* start Record list *

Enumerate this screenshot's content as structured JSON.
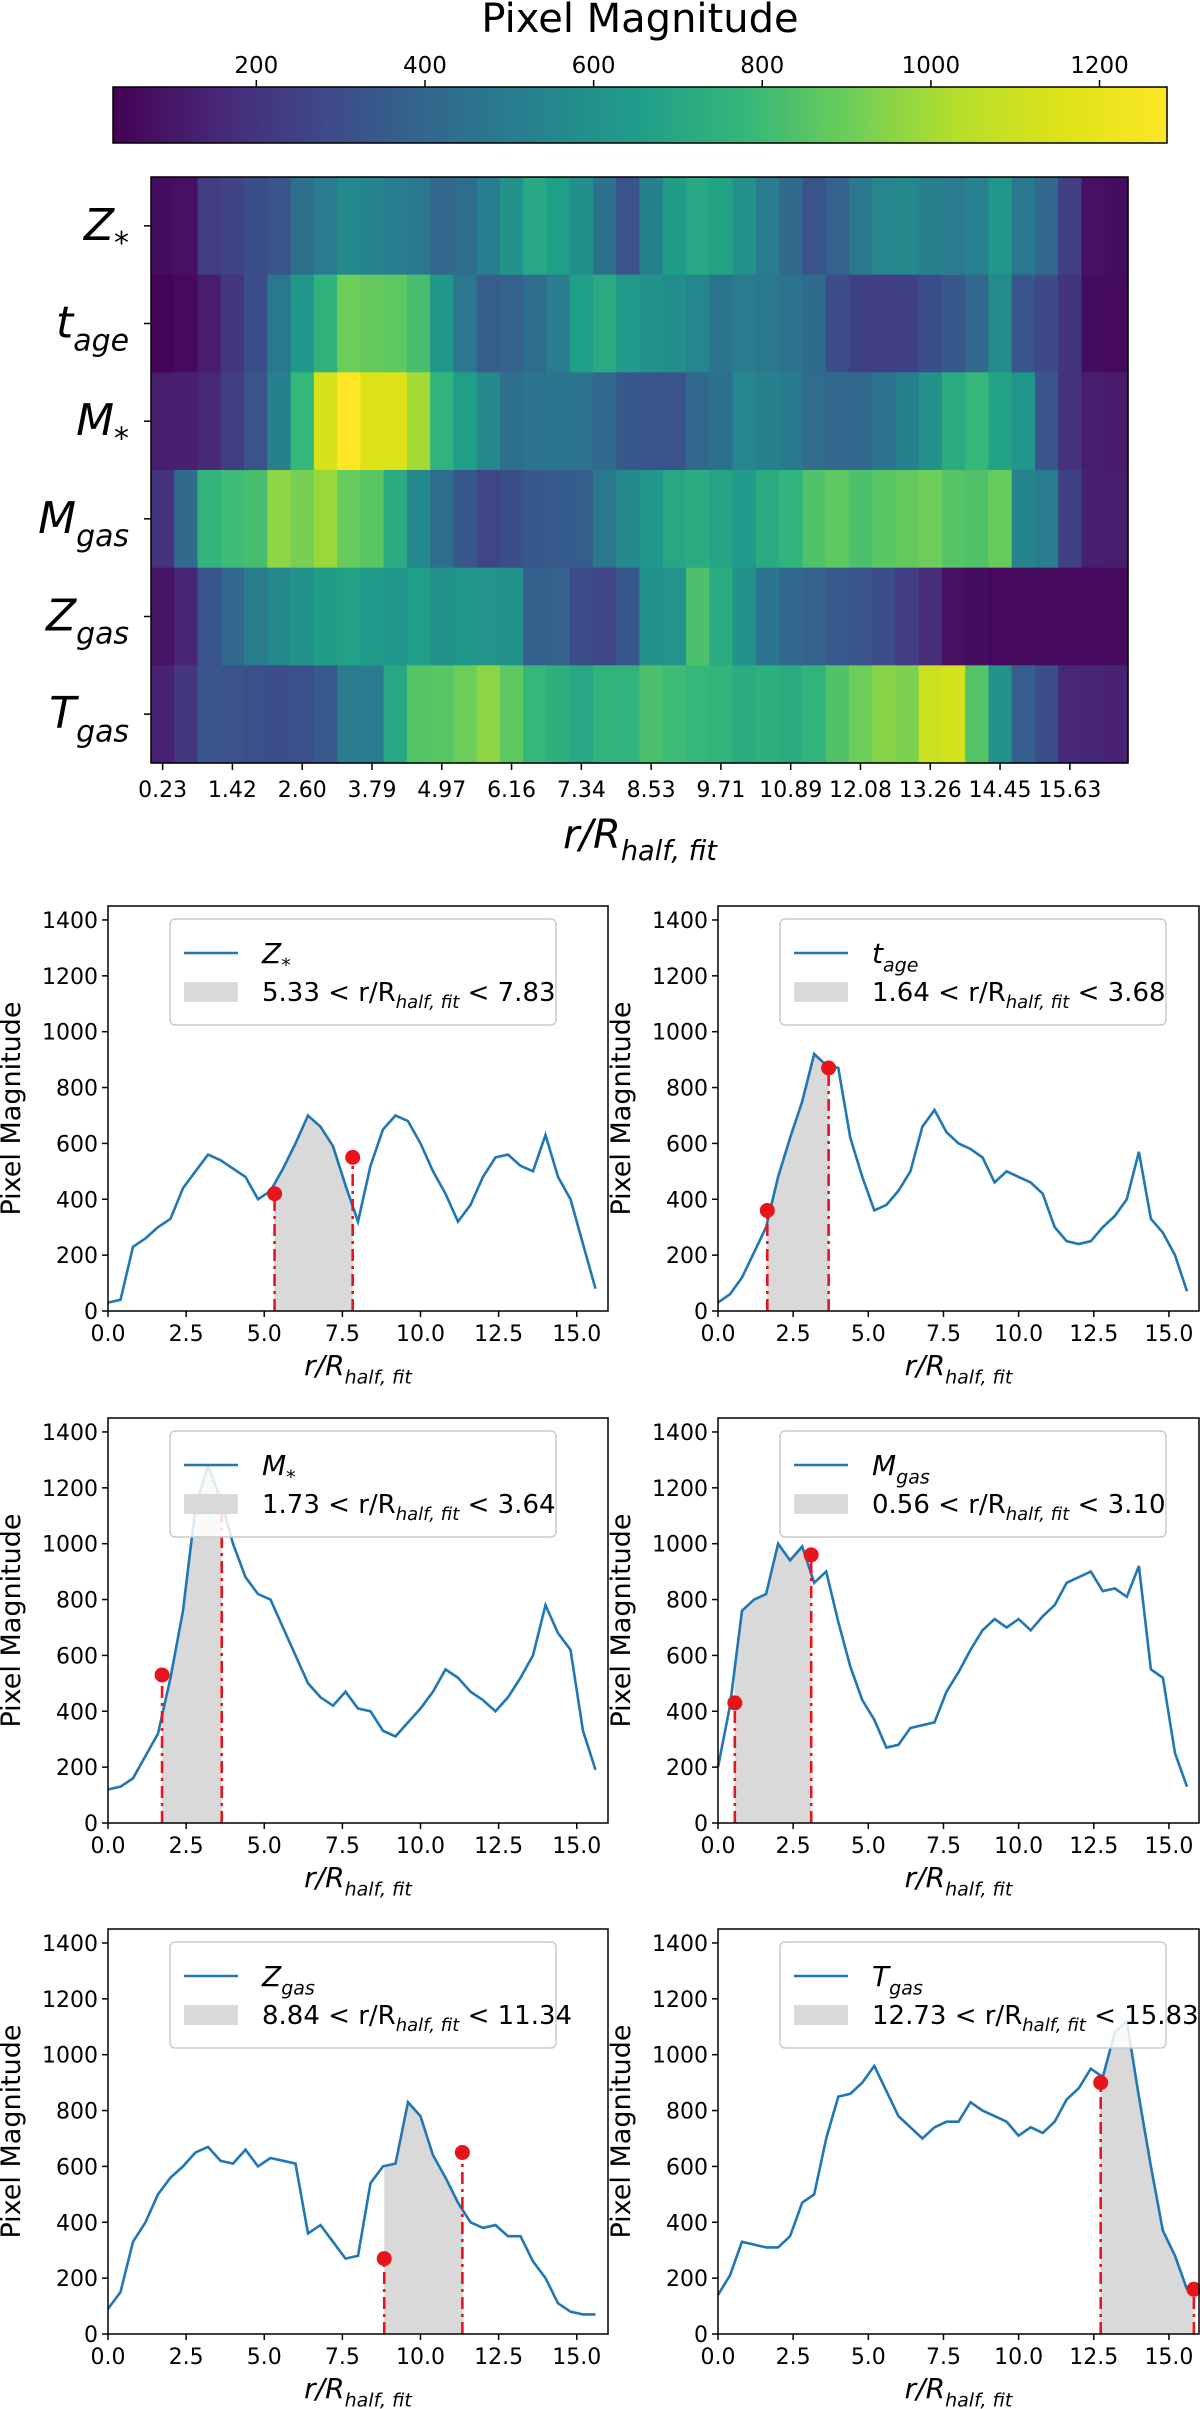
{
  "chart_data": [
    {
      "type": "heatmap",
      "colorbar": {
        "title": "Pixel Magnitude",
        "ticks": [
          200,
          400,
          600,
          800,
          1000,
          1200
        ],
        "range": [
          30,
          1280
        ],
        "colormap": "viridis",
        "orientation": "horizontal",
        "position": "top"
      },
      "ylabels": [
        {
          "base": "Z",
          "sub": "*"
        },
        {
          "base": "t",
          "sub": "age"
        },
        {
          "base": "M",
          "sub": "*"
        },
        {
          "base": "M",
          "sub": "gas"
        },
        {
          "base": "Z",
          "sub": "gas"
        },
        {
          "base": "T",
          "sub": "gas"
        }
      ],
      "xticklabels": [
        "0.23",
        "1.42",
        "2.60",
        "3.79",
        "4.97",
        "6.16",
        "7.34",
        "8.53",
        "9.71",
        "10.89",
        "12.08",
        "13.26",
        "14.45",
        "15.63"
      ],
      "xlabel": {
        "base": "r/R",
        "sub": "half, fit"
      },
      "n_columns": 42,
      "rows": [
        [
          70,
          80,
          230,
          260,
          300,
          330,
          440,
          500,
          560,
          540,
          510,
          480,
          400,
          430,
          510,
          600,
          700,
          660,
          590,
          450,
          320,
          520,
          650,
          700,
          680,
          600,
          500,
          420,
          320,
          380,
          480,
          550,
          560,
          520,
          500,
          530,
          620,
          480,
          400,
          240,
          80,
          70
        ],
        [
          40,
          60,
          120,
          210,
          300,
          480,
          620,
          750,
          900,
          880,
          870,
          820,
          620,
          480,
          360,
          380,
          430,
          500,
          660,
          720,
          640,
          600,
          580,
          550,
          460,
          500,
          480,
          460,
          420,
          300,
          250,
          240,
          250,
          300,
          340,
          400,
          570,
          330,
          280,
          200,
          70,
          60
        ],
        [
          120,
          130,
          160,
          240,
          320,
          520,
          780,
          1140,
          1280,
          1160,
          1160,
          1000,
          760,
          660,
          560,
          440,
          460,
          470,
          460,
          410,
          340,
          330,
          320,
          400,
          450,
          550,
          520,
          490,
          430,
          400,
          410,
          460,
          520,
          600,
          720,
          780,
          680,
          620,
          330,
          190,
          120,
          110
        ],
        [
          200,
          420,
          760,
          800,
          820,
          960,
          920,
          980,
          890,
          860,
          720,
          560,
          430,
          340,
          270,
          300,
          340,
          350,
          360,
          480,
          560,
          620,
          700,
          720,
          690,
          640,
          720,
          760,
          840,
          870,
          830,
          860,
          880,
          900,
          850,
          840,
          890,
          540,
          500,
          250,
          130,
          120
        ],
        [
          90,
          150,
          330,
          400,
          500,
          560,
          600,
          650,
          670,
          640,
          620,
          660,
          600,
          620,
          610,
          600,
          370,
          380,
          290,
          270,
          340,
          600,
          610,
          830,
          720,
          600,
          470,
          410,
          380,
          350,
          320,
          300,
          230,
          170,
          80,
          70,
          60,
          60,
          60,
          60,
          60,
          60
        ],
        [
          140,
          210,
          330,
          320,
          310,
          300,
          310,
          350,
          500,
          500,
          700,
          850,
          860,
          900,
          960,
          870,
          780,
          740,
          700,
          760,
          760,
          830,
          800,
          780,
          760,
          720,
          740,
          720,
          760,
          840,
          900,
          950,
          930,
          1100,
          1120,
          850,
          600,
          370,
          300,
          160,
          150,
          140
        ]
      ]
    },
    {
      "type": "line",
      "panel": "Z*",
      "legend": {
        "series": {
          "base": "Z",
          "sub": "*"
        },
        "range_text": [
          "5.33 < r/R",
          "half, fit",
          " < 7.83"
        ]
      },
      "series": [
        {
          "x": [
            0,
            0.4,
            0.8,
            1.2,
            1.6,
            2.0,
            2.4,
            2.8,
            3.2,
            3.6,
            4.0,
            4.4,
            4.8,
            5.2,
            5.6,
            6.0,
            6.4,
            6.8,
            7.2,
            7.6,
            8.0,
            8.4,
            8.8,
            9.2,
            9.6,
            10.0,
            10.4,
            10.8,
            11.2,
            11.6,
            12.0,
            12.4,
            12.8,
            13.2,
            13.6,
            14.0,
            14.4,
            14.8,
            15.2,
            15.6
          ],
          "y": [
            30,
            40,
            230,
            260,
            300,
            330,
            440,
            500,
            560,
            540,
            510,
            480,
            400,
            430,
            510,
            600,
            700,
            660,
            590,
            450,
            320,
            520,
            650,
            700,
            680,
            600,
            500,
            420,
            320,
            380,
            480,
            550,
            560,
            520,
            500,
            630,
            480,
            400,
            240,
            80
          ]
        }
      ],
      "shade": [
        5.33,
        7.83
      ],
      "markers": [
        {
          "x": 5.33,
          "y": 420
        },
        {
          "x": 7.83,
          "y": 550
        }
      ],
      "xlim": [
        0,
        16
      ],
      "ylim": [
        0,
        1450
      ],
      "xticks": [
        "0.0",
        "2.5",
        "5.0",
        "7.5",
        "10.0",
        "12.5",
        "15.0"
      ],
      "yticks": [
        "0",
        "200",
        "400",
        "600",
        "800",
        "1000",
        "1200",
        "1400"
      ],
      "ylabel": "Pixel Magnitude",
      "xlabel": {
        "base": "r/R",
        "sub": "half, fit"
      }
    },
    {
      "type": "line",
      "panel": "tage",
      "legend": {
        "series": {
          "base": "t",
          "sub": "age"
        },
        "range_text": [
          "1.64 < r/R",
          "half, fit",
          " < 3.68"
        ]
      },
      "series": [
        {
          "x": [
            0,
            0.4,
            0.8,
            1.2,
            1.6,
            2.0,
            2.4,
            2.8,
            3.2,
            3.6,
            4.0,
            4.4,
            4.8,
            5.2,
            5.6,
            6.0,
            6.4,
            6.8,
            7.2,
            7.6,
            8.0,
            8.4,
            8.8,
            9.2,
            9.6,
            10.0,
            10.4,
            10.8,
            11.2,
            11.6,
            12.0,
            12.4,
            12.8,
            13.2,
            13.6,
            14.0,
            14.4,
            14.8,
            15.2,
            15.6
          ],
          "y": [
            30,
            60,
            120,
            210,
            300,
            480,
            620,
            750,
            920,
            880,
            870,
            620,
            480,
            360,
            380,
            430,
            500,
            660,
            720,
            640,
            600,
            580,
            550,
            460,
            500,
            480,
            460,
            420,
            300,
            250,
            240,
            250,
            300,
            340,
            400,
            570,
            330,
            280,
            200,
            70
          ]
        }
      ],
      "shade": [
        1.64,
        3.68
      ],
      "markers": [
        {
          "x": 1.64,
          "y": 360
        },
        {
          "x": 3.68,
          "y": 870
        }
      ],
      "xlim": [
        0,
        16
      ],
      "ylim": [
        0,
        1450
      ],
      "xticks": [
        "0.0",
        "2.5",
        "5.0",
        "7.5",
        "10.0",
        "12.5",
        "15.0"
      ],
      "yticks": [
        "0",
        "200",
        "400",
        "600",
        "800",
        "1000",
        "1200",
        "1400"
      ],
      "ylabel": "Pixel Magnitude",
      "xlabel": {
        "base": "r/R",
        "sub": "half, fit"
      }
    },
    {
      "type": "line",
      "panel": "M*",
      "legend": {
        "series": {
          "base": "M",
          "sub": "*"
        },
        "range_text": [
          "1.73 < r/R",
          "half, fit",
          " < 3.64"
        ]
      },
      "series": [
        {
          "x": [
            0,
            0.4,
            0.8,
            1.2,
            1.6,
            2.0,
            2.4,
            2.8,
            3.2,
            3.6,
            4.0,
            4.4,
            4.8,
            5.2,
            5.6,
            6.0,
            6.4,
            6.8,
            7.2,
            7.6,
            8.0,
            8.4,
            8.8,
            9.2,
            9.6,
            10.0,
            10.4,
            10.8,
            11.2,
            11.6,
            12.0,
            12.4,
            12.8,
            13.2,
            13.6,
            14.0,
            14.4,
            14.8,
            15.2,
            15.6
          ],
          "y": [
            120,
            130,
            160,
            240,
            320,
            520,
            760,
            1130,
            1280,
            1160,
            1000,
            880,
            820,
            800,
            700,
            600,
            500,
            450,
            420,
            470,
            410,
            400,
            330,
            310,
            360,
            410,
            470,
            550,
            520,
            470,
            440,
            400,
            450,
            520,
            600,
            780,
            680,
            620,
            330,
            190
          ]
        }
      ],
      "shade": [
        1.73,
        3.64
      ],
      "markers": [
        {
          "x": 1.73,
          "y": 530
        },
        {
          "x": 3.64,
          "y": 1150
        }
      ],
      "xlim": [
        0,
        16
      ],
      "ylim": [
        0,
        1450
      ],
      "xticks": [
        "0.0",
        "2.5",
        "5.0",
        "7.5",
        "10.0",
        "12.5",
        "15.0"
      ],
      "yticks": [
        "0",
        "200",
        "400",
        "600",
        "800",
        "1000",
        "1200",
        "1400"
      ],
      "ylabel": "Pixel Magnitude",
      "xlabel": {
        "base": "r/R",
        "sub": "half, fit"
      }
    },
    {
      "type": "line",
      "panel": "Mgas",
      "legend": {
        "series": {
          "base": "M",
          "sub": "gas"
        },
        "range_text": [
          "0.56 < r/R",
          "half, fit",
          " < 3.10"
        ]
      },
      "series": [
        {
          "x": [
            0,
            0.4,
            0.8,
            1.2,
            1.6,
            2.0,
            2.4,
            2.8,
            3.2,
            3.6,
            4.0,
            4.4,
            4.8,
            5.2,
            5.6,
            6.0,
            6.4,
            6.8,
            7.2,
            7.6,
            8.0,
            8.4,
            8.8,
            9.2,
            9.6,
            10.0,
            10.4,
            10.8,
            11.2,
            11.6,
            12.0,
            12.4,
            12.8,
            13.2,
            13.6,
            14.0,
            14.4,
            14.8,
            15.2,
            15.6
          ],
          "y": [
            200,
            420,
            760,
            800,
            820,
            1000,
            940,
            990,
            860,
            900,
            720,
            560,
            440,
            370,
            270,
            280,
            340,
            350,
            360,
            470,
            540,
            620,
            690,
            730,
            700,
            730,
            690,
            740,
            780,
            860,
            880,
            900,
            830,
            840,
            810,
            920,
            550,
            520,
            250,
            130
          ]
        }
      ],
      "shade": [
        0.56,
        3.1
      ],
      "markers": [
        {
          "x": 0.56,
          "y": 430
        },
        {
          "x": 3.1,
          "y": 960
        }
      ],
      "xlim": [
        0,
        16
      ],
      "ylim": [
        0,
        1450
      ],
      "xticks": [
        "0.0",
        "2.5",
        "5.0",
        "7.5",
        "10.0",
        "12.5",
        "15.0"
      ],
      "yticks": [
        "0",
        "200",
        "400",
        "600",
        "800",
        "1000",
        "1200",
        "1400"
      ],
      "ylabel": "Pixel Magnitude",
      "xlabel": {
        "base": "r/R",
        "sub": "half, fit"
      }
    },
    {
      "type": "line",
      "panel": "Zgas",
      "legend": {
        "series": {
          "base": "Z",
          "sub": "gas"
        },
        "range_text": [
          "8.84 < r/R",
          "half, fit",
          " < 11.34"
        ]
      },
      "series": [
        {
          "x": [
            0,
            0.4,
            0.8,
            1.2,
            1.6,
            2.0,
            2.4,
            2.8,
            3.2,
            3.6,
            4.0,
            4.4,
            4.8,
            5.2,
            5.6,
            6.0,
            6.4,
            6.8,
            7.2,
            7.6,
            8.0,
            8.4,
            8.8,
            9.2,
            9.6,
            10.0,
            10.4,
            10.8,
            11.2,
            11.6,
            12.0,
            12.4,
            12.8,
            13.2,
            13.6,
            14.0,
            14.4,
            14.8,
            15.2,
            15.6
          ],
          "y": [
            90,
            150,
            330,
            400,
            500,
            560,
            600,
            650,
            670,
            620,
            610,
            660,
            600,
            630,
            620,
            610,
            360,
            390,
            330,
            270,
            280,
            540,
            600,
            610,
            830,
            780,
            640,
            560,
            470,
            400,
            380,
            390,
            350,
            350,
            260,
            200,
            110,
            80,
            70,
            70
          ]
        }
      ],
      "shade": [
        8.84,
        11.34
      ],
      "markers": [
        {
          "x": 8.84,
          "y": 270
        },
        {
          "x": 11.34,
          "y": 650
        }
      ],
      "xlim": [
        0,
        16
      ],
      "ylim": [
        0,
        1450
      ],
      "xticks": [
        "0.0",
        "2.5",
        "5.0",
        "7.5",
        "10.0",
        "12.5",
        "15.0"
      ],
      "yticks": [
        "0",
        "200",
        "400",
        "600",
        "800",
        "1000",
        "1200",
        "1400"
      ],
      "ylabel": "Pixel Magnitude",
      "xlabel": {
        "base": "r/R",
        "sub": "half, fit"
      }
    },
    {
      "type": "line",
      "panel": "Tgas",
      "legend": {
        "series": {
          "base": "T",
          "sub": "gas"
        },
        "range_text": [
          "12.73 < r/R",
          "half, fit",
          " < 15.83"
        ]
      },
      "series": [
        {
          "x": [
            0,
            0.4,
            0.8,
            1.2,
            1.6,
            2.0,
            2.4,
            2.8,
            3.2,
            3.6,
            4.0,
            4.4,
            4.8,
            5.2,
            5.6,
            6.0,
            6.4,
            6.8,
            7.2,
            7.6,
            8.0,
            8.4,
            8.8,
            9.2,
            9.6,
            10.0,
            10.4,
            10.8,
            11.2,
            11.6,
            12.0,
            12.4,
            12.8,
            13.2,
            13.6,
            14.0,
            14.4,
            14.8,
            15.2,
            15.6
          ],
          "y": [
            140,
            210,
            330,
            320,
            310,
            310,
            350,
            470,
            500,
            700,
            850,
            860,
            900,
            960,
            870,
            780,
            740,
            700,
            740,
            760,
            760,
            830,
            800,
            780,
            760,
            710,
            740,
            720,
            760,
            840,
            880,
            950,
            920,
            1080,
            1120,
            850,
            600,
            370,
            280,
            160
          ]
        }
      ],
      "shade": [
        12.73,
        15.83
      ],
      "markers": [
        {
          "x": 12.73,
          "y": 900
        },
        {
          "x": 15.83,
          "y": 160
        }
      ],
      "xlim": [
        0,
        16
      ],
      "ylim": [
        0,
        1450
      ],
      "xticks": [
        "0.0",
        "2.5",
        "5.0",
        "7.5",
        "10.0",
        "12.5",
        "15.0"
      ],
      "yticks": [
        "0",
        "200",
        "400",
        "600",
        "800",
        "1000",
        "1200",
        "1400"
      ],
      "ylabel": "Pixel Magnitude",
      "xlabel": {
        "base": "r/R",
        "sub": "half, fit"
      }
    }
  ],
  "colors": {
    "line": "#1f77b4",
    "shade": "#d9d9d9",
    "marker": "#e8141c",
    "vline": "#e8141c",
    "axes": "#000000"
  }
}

* end Record list *

[Requirements] Search the data above for lines holding "panel" and copy each of them.

[Result for this exercise]
      "panel": "Z*",
      "panel": "tage",
      "panel": "M*",
      "panel": "Mgas",
      "panel": "Zgas",
      "panel": "Tgas",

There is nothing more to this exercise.